» Rows

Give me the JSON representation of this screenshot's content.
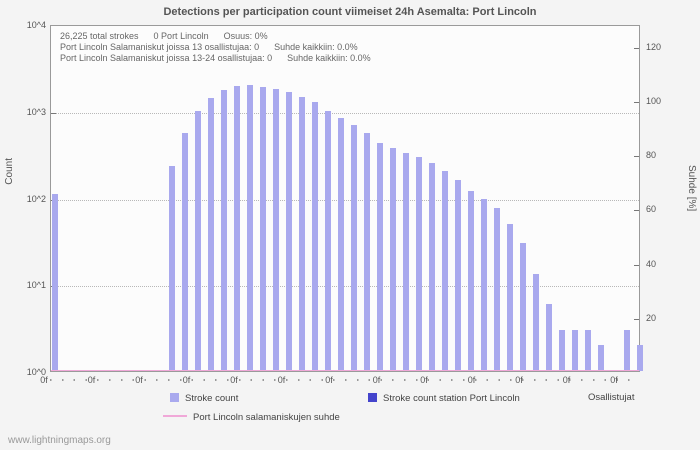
{
  "title": "Detections per participation count viimeiset 24h Asemalta: Port Lincoln",
  "annotations": {
    "line1": "26,225 total strokes      0 Port Lincoln      Osuus: 0%",
    "line2": "Port Lincoln Salamaniskut joissa 13 osallistujaa: 0      Suhde kaikkiin: 0.0%",
    "line3": "Port Lincoln Salamaniskut joissa 13-24 osallistujaa: 0      Suhde kaikkiin: 0.0%"
  },
  "axes": {
    "left_label": "Count",
    "right_label": "Suhde [%]",
    "x_label": "Osallistujat",
    "left_ticks": [
      "10^4",
      "10^3",
      "10^2",
      "10^1",
      "10^0"
    ],
    "right_ticks": [
      "120",
      "100",
      "80",
      "60",
      "40",
      "20"
    ],
    "x_ticks": [
      "0f",
      "0f",
      "0f",
      "0f",
      "0f",
      "0f",
      "0f",
      "0f",
      "0f",
      "0f",
      "0f",
      "0f",
      "0f"
    ]
  },
  "footer": "www.lightningmaps.org",
  "colors": {
    "stroke_count_bar": "#a9a9ee",
    "station_bar": "#4444cc",
    "ratio_line": "#f0a8d8"
  },
  "chart_data": {
    "type": "bar",
    "title": "Detections per participation count viimeiset 24h Asemalta: Port Lincoln",
    "xlabel": "Osallistujat",
    "ylabel": "Count",
    "y2label": "Suhde [%]",
    "yscale": "log",
    "ylim": [
      1,
      10000
    ],
    "y2lim": [
      0,
      128
    ],
    "grid": true,
    "legend_position": "bottom",
    "series": [
      {
        "name": "Stroke count",
        "type": "bar",
        "color": "#a9a9ee",
        "points_format": "[participation_slot, stroke_count]",
        "points": [
          [
            0,
            110
          ],
          [
            9,
            230
          ],
          [
            10,
            560
          ],
          [
            11,
            1000
          ],
          [
            12,
            1400
          ],
          [
            13,
            1750
          ],
          [
            14,
            1950
          ],
          [
            15,
            2000
          ],
          [
            16,
            1900
          ],
          [
            17,
            1800
          ],
          [
            18,
            1650
          ],
          [
            19,
            1450
          ],
          [
            20,
            1250
          ],
          [
            21,
            1000
          ],
          [
            22,
            820
          ],
          [
            23,
            680
          ],
          [
            24,
            550
          ],
          [
            25,
            430
          ],
          [
            26,
            370
          ],
          [
            27,
            330
          ],
          [
            28,
            290
          ],
          [
            29,
            250
          ],
          [
            30,
            200
          ],
          [
            31,
            160
          ],
          [
            32,
            120
          ],
          [
            33,
            95
          ],
          [
            34,
            75
          ],
          [
            35,
            50
          ],
          [
            36,
            30
          ],
          [
            37,
            13
          ],
          [
            38,
            6
          ],
          [
            39,
            3
          ],
          [
            40,
            3
          ],
          [
            41,
            3
          ],
          [
            42,
            2
          ],
          [
            44,
            3
          ],
          [
            45,
            2
          ]
        ]
      },
      {
        "name": "Stroke count station Port Lincoln",
        "type": "bar",
        "color": "#4444cc",
        "points": []
      },
      {
        "name": "Port Lincoln salamaniskujen suhde",
        "type": "line",
        "axis": "right",
        "color": "#f0a8d8",
        "constant_value": 0
      }
    ]
  }
}
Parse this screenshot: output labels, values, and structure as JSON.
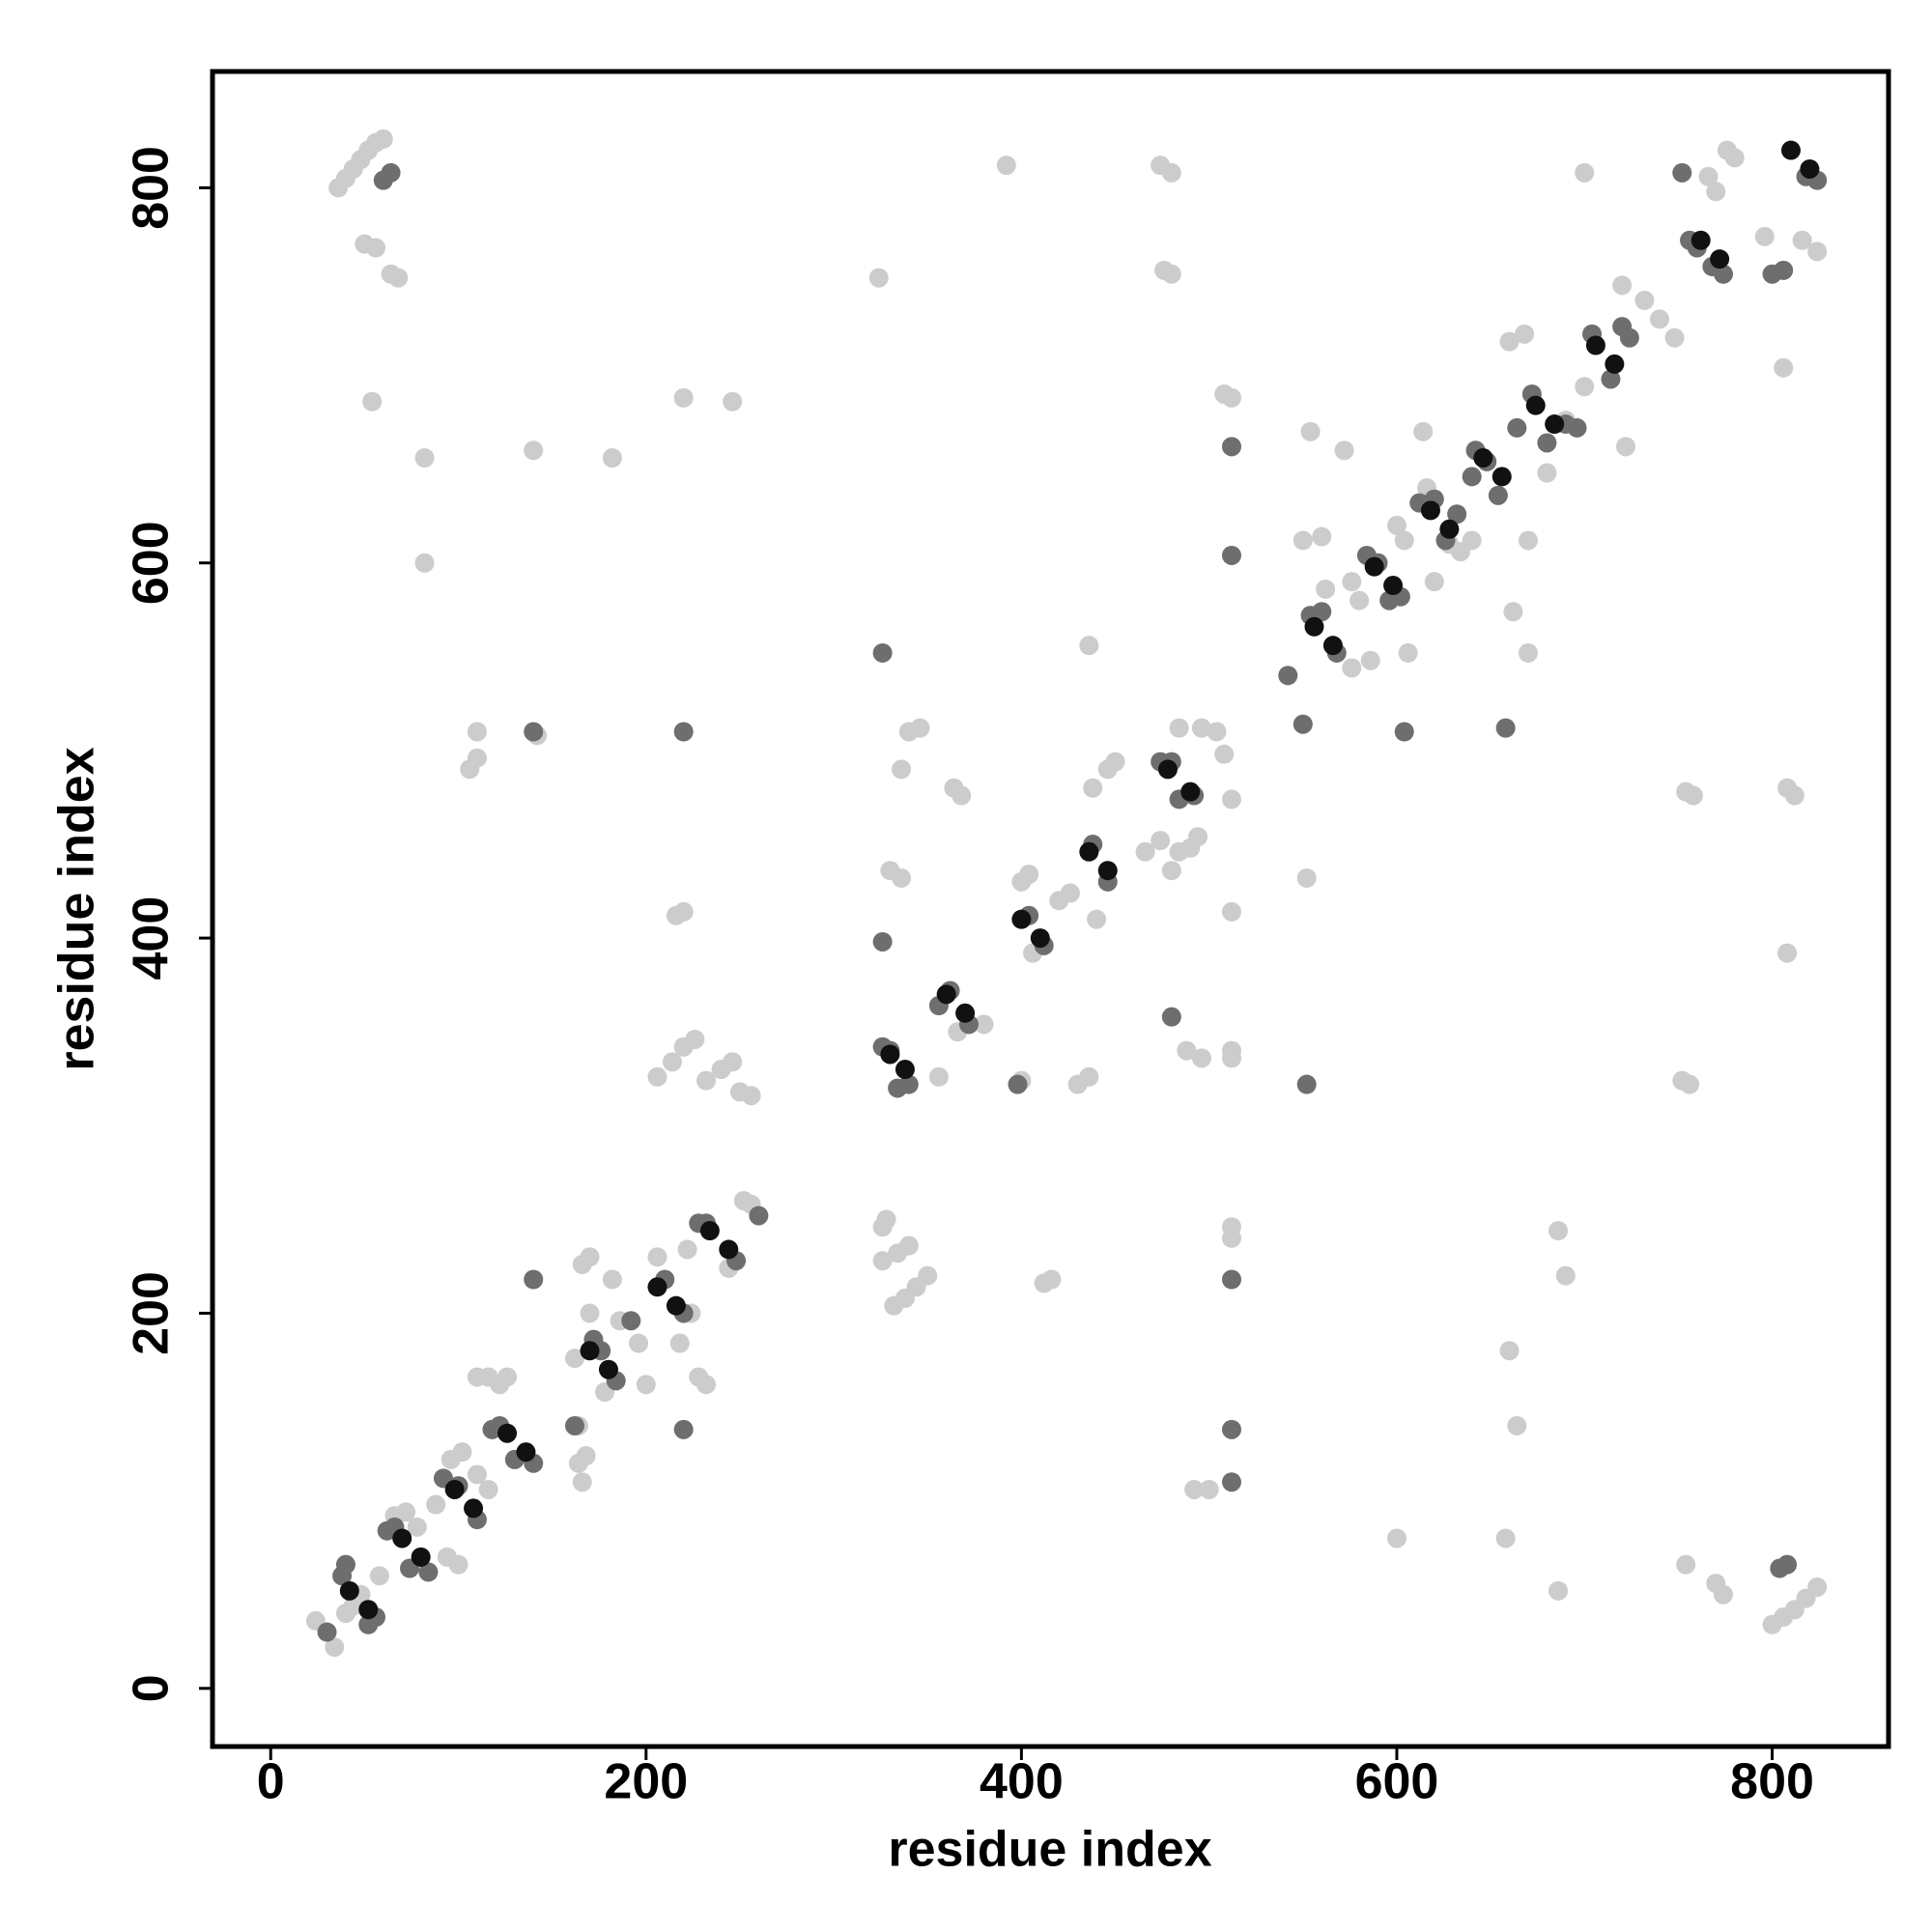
{
  "chart_data": {
    "type": "scatter",
    "xlabel": "residue index",
    "ylabel": "residue index",
    "xlim": [
      -31,
      862
    ],
    "ylim": [
      -31,
      862
    ],
    "xticks": [
      0,
      200,
      400,
      600,
      800
    ],
    "yticks": [
      0,
      200,
      400,
      600,
      800
    ],
    "series": [
      {
        "color": "#cccccc",
        "x": [
          36,
          40,
          44,
          48,
          52,
          56,
          60,
          50,
          56,
          64,
          68,
          54,
          82,
          82,
          110,
          106,
          110,
          142,
          140,
          182,
          220,
          246,
          392,
          474,
          480,
          324,
          476,
          480,
          508,
          512,
          554,
          572,
          614,
          700,
          668,
          660,
          806,
          808,
          812,
          808,
          754,
          758,
          752,
          756,
          754,
          770,
          774,
          800,
          806,
          812,
          818,
          824,
          686,
          690,
          686,
          660,
          664,
          658,
          600,
          492,
          500,
          512,
          512,
          512,
          512,
          512,
          508,
          484,
          496,
          504,
          412,
          416,
          326,
          334,
          340,
          332,
          338,
          344,
          350,
          206,
          214,
          220,
          226,
          232,
          240,
          246,
          216,
          220,
          250,
          256,
          340,
          336,
          346,
          364,
          368,
          356,
          336,
          330,
          400,
          430,
          436,
          438,
          446,
          450,
          466,
          474,
          480,
          484,
          490,
          494,
          488,
          496,
          512,
          552,
          550,
          560,
          562,
          576,
          586,
          606,
          620,
          628,
          640,
          662,
          670,
          670,
          690,
          722,
          720,
          732,
          740,
          748,
          770,
          766,
          776,
          780,
          796,
          816,
          824,
          436,
          24,
          34,
          40,
          44,
          48,
          58,
          66,
          72,
          78,
          88,
          94,
          100,
          96,
          102,
          110,
          116,
          116,
          122,
          126,
          110,
          164,
          164,
          166,
          168,
          162,
          170,
          166,
          170,
          178,
          182,
          186,
          196,
          200,
          206,
          218,
          224,
          228,
          232,
          222,
          244,
          252,
          256,
          326,
          328,
          600,
          604,
          616,
          634,
          680,
          700,
          400,
          404,
          420,
          426,
          440,
          580,
          576,
          366,
          380,
          406
        ],
        "y": [
          800,
          805,
          810,
          815,
          820,
          824,
          826,
          770,
          768,
          754,
          752,
          686,
          656,
          600,
          510,
          490,
          496,
          508,
          660,
          656,
          688,
          686,
          812,
          812,
          808,
          752,
          756,
          754,
          690,
          688,
          670,
          660,
          670,
          808,
          722,
          718,
          704,
          480,
          476,
          392,
          478,
          476,
          324,
          322,
          66,
          56,
          50,
          34,
          38,
          42,
          48,
          54,
          244,
          220,
          52,
          180,
          140,
          80,
          80,
          106,
          106,
          246,
          240,
          340,
          414,
          474,
          498,
          512,
          512,
          510,
          216,
          218,
          228,
          232,
          236,
          204,
          208,
          214,
          220,
          326,
          334,
          342,
          346,
          324,
          330,
          334,
          412,
          414,
          318,
          316,
          510,
          490,
          512,
          480,
          476,
          326,
          432,
          436,
          324,
          322,
          326,
          480,
          490,
          494,
          446,
          452,
          436,
          446,
          448,
          454,
          340,
          336,
          336,
          432,
          612,
          614,
          586,
          544,
          548,
          552,
          590,
          610,
          612,
          574,
          552,
          612,
          676,
          662,
          748,
          740,
          730,
          720,
          798,
          806,
          820,
          816,
          774,
          772,
          766,
          556,
          36,
          22,
          40,
          44,
          50,
          60,
          92,
          94,
          86,
          98,
          70,
          66,
          122,
          126,
          114,
          106,
          166,
          162,
          166,
          166,
          140,
          120,
          110,
          124,
          176,
          200,
          226,
          230,
          158,
          218,
          196,
          184,
          162,
          230,
          184,
          200,
          166,
          162,
          234,
          224,
          260,
          258,
          246,
          250,
          620,
          612,
          640,
          606,
          648,
          694,
          430,
          434,
          420,
          424,
          410,
          580,
          590,
          350,
          354,
          392
        ]
      },
      {
        "color": "#6e6e6e",
        "x": [
          30,
          38,
          40,
          52,
          56,
          62,
          66,
          74,
          84,
          92,
          100,
          110,
          118,
          122,
          130,
          140,
          140,
          140,
          64,
          60,
          162,
          172,
          176,
          184,
          192,
          210,
          220,
          220,
          228,
          232,
          248,
          220,
          260,
          326,
          326,
          330,
          334,
          340,
          326,
          356,
          362,
          372,
          398,
          404,
          412,
          438,
          446,
          474,
          480,
          484,
          492,
          512,
          512,
          512,
          512,
          512,
          542,
          550,
          554,
          560,
          568,
          552,
          584,
          590,
          596,
          602,
          604,
          612,
          620,
          626,
          632,
          640,
          642,
          648,
          654,
          658,
          664,
          672,
          680,
          690,
          696,
          704,
          714,
          720,
          724,
          756,
          760,
          774,
          752,
          768,
          800,
          806,
          804,
          808,
          818,
          824,
          480
        ],
        "y": [
          30,
          60,
          66,
          34,
          38,
          84,
          86,
          64,
          62,
          112,
          108,
          90,
          138,
          140,
          122,
          120,
          218,
          510,
          808,
          804,
          140,
          186,
          180,
          164,
          196,
          218,
          200,
          138,
          248,
          248,
          228,
          510,
          252,
          552,
          342,
          340,
          320,
          322,
          398,
          364,
          372,
          354,
          322,
          412,
          396,
          450,
          430,
          494,
          494,
          474,
          476,
          604,
          662,
          218,
          138,
          110,
          540,
          514,
          572,
          574,
          552,
          322,
          604,
          600,
          580,
          582,
          510,
          632,
          634,
          612,
          626,
          646,
          660,
          654,
          636,
          512,
          672,
          690,
          664,
          674,
          672,
          722,
          698,
          726,
          720,
          772,
          768,
          754,
          808,
          758,
          754,
          756,
          64,
          66,
          806,
          804,
          358
        ]
      },
      {
        "color": "#111111",
        "x": [
          42,
          52,
          70,
          80,
          98,
          108,
          126,
          136,
          170,
          180,
          206,
          216,
          234,
          244,
          330,
          338,
          360,
          370,
          400,
          410,
          436,
          446,
          478,
          490,
          556,
          566,
          588,
          598,
          618,
          628,
          646,
          656,
          674,
          684,
          706,
          716,
          762,
          772,
          810,
          820
        ],
        "y": [
          52,
          42,
          80,
          70,
          106,
          96,
          136,
          126,
          180,
          170,
          214,
          204,
          244,
          234,
          338,
          330,
          370,
          360,
          410,
          400,
          446,
          436,
          490,
          478,
          566,
          556,
          598,
          588,
          628,
          618,
          656,
          646,
          684,
          674,
          716,
          706,
          772,
          762,
          820,
          810
        ]
      }
    ]
  }
}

» Instructions for the task
The answer is the number of lines in the preceding material that hold "this"; write that number and nothing else.

» Result below
2